→ **What is needed**: Go through the records and copy each line where the word "title" occurs.

=-=-=

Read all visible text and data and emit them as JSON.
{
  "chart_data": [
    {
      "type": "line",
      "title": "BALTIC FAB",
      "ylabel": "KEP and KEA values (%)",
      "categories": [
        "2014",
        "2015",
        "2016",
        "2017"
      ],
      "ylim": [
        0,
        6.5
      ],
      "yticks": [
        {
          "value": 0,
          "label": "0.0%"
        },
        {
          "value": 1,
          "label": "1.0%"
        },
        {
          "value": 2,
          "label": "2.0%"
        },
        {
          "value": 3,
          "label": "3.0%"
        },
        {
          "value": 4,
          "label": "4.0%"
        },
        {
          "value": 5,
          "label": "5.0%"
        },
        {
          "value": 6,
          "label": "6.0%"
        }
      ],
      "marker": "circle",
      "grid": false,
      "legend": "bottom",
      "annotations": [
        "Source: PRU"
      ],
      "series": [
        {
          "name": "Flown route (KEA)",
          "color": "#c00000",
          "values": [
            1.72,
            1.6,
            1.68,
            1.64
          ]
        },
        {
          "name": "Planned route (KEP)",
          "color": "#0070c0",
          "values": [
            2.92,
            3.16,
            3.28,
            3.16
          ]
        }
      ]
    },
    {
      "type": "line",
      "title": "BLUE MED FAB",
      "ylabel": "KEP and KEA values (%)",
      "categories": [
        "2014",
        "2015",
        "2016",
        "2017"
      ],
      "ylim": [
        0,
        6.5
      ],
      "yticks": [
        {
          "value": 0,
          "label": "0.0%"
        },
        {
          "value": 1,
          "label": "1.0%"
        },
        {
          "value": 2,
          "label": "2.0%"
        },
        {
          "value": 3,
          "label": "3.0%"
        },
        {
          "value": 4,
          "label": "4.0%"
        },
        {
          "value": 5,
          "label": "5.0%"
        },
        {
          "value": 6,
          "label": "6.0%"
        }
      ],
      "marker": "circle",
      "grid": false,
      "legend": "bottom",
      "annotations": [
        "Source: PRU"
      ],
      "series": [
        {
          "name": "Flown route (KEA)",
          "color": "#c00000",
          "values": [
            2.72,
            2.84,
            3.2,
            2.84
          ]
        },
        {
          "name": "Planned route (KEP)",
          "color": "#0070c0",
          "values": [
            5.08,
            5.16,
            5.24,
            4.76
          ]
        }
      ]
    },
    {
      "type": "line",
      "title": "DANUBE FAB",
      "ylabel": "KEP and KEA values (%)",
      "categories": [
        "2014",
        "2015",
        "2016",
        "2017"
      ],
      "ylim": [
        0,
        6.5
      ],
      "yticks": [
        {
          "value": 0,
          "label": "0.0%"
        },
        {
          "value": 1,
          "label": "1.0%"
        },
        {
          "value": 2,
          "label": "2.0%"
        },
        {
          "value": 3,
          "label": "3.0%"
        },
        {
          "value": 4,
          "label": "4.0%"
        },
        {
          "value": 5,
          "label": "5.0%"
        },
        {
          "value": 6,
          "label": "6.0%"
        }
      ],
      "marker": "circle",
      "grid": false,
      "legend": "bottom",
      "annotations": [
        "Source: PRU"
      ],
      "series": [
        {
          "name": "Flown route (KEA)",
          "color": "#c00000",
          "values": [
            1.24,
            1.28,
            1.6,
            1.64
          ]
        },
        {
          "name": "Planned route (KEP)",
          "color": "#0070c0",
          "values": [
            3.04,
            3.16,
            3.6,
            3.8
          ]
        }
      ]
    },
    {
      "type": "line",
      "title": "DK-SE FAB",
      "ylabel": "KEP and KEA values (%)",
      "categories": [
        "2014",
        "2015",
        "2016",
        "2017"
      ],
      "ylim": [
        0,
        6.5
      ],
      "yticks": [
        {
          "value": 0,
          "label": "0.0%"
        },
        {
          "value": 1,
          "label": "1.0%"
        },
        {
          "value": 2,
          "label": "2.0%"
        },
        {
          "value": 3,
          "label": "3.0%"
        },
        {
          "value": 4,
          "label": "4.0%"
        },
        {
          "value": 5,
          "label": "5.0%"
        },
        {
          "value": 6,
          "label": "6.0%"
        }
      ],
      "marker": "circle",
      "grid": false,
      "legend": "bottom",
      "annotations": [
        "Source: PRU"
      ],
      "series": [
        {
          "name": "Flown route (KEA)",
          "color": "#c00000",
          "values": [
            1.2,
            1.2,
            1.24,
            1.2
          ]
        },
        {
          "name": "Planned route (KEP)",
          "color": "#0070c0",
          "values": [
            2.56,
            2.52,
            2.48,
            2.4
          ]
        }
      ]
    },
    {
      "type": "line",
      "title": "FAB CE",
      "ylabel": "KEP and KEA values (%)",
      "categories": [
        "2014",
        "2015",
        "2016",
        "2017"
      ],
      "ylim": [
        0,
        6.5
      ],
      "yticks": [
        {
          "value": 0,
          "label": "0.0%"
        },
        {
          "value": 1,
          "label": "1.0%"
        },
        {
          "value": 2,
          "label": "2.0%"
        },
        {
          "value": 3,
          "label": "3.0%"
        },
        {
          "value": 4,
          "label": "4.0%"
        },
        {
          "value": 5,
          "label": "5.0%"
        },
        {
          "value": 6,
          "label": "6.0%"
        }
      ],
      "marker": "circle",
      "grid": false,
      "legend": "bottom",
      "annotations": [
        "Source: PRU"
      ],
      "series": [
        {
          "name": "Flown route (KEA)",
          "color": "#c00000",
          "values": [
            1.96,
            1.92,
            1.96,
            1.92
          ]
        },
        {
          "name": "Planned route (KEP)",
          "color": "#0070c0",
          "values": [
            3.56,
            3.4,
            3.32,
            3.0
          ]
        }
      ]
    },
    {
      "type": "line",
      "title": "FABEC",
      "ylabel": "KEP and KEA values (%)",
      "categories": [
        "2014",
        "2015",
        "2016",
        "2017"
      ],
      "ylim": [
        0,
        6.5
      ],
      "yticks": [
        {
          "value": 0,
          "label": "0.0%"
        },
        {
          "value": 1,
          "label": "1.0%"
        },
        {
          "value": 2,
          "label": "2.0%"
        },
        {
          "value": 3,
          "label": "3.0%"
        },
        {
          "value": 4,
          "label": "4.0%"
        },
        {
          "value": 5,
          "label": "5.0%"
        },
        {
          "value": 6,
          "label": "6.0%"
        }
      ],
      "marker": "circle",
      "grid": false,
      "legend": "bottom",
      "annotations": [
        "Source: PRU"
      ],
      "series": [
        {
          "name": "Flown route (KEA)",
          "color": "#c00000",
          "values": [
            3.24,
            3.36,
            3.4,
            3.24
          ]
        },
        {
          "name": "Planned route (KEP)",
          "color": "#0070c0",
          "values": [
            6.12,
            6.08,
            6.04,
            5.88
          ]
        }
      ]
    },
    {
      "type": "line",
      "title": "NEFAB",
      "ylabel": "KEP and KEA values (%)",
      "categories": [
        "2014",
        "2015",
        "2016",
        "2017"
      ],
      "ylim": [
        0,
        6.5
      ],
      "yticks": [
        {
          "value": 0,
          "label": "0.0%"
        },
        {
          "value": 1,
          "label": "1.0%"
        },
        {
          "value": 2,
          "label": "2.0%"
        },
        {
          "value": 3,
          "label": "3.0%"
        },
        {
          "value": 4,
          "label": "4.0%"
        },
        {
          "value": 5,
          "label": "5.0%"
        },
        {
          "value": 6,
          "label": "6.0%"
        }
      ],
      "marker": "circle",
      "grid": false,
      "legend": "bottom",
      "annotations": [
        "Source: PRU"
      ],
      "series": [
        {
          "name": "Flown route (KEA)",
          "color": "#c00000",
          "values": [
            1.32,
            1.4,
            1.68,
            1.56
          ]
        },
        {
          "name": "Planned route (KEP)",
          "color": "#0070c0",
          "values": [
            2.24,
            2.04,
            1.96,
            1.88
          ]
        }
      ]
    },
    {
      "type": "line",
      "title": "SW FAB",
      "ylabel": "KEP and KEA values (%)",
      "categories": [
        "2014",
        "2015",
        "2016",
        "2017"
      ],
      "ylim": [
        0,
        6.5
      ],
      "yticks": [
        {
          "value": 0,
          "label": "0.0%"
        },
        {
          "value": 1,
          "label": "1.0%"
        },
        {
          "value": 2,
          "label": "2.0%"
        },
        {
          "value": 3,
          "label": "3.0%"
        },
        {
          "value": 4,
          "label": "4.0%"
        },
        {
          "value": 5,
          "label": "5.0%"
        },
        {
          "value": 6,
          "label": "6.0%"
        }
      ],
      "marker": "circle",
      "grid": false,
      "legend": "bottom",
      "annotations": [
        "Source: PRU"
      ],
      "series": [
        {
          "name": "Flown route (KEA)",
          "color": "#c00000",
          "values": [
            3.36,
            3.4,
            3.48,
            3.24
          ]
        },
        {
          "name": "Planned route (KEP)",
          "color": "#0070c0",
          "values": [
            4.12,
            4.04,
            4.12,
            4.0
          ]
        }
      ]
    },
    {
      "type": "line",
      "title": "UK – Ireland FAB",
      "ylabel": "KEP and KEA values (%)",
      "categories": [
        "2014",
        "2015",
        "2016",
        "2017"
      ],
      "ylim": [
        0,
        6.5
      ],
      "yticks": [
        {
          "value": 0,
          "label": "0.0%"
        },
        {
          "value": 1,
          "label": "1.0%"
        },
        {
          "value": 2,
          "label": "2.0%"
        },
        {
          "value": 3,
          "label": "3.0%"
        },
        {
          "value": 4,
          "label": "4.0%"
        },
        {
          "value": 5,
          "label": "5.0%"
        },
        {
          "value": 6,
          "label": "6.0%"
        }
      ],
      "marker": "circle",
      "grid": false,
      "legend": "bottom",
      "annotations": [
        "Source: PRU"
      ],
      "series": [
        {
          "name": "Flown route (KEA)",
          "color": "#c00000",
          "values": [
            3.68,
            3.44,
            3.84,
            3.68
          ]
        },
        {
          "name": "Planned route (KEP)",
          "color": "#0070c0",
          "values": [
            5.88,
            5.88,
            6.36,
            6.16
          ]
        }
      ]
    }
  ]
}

=-=-=

→ **Full output**:
      "title": "BALTIC FAB",
      "title": "BLUE MED FAB",
      "title": "DANUBE FAB",
      "title": "DK-SE FAB",
      "title": "FAB CE",
      "title": "FABEC",
      "title": "NEFAB",
      "title": "SW FAB",
      "title": "UK – Ireland FAB",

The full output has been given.